SET PROBLEM »
Set down each line of the data below exactly as it stands, dropping the pictures.

ENTRIES »

····················

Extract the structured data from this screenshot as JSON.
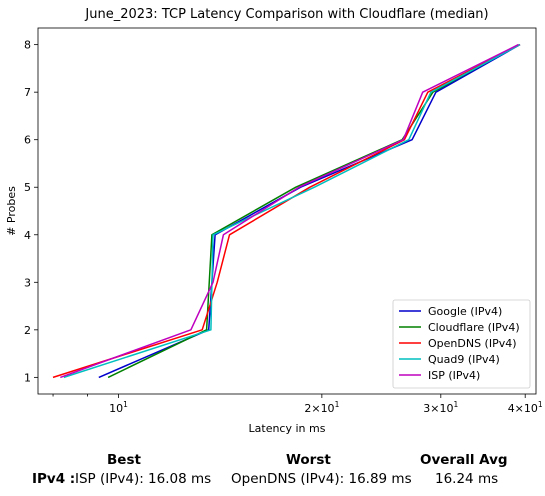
{
  "chart_data": {
    "type": "line",
    "title": "June_2023: TCP Latency Comparison with Cloudflare (median)",
    "xlabel": "Latency in ms",
    "ylabel": "# Probes",
    "xscale": "log",
    "xlim": [
      7.6,
      41.5
    ],
    "ylim": [
      0.65,
      8.35
    ],
    "x_ticks": [
      {
        "value": 10,
        "base": "10",
        "exp": "1",
        "coef": ""
      },
      {
        "value": 20,
        "base": "10",
        "exp": "1",
        "coef": "2×"
      },
      {
        "value": 30,
        "base": "10",
        "exp": "1",
        "coef": "3×"
      },
      {
        "value": 40,
        "base": "10",
        "exp": "1",
        "coef": "4×"
      }
    ],
    "y_ticks": [
      "1",
      "2",
      "3",
      "4",
      "5",
      "6",
      "7",
      "8"
    ],
    "legend_position": "lower-right",
    "series": [
      {
        "name": "Google (IPv4)",
        "color": "#0000cc",
        "x": [
          9.35,
          13.6,
          13.9,
          18.6,
          27.2,
          29.5,
          39.3
        ],
        "y": [
          1,
          2,
          4,
          5,
          6,
          7,
          8
        ]
      },
      {
        "name": "Cloudflare (IPv4)",
        "color": "#008000",
        "x": [
          9.65,
          13.5,
          13.75,
          18.3,
          26.3,
          29.2,
          39.1
        ],
        "y": [
          1,
          2,
          4,
          5,
          6,
          7,
          8
        ]
      },
      {
        "name": "OpenDNS (IPv4)",
        "color": "#ff0000",
        "x": [
          8.0,
          13.3,
          14.0,
          14.6,
          19.2,
          26.5,
          28.7,
          39.3
        ],
        "y": [
          1,
          2,
          3,
          4,
          5,
          6,
          7,
          8
        ]
      },
      {
        "name": "Quad9 (IPv4)",
        "color": "#00bfbf",
        "x": [
          8.3,
          13.7,
          13.8,
          19.5,
          26.9,
          29.0,
          39.3
        ],
        "y": [
          1,
          2,
          4,
          5,
          6,
          7,
          8
        ]
      },
      {
        "name": "ISP (IPv4)",
        "color": "#bf00bf",
        "x": [
          8.2,
          12.8,
          13.8,
          14.3,
          18.5,
          26.4,
          28.2,
          39.1
        ],
        "y": [
          1,
          2,
          3,
          4,
          5,
          6,
          7,
          8
        ]
      }
    ]
  },
  "summary": {
    "best_header": "Best",
    "worst_header": "Worst",
    "avg_header": "Overall Avg",
    "row_label": "IPv4 :",
    "best_value": "ISP (IPv4): 16.08 ms",
    "worst_value": "OpenDNS (IPv4): 16.89 ms",
    "avg_value": "16.24 ms"
  }
}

····················

FINAL RESULT »
Extract the structured data from this screenshot as JSON.
{
  "chart_data": {
    "type": "line",
    "title": "June_2023: TCP Latency Comparison with Cloudflare (median)",
    "xlabel": "Latency in ms",
    "ylabel": "# Probes",
    "xscale": "log",
    "xlim": [
      7.6,
      41.5
    ],
    "ylim": [
      0.65,
      8.35
    ],
    "x_ticks": [
      {
        "value": 10,
        "base": "10",
        "exp": "1",
        "coef": ""
      },
      {
        "value": 20,
        "base": "10",
        "exp": "1",
        "coef": "2×"
      },
      {
        "value": 30,
        "base": "10",
        "exp": "1",
        "coef": "3×"
      },
      {
        "value": 40,
        "base": "10",
        "exp": "1",
        "coef": "4×"
      }
    ],
    "y_ticks": [
      "1",
      "2",
      "3",
      "4",
      "5",
      "6",
      "7",
      "8"
    ],
    "legend_position": "lower-right",
    "series": [
      {
        "name": "Google (IPv4)",
        "color": "#0000cc",
        "x": [
          9.35,
          13.6,
          13.9,
          18.6,
          27.2,
          29.5,
          39.3
        ],
        "y": [
          1,
          2,
          4,
          5,
          6,
          7,
          8
        ]
      },
      {
        "name": "Cloudflare (IPv4)",
        "color": "#008000",
        "x": [
          9.65,
          13.5,
          13.75,
          18.3,
          26.3,
          29.2,
          39.1
        ],
        "y": [
          1,
          2,
          4,
          5,
          6,
          7,
          8
        ]
      },
      {
        "name": "OpenDNS (IPv4)",
        "color": "#ff0000",
        "x": [
          8.0,
          13.3,
          14.0,
          14.6,
          19.2,
          26.5,
          28.7,
          39.3
        ],
        "y": [
          1,
          2,
          3,
          4,
          5,
          6,
          7,
          8
        ]
      },
      {
        "name": "Quad9 (IPv4)",
        "color": "#00bfbf",
        "x": [
          8.3,
          13.7,
          13.8,
          19.5,
          26.9,
          29.0,
          39.3
        ],
        "y": [
          1,
          2,
          4,
          5,
          6,
          7,
          8
        ]
      },
      {
        "name": "ISP (IPv4)",
        "color": "#bf00bf",
        "x": [
          8.2,
          12.8,
          13.8,
          14.3,
          18.5,
          26.4,
          28.2,
          39.1
        ],
        "y": [
          1,
          2,
          3,
          4,
          5,
          6,
          7,
          8
        ]
      }
    ]
  },
  "summary": {
    "best_header": "Best",
    "worst_header": "Worst",
    "avg_header": "Overall Avg",
    "row_label": "IPv4 :",
    "best_value": "ISP (IPv4): 16.08 ms",
    "worst_value": "OpenDNS (IPv4): 16.89 ms",
    "avg_value": "16.24 ms"
  }
}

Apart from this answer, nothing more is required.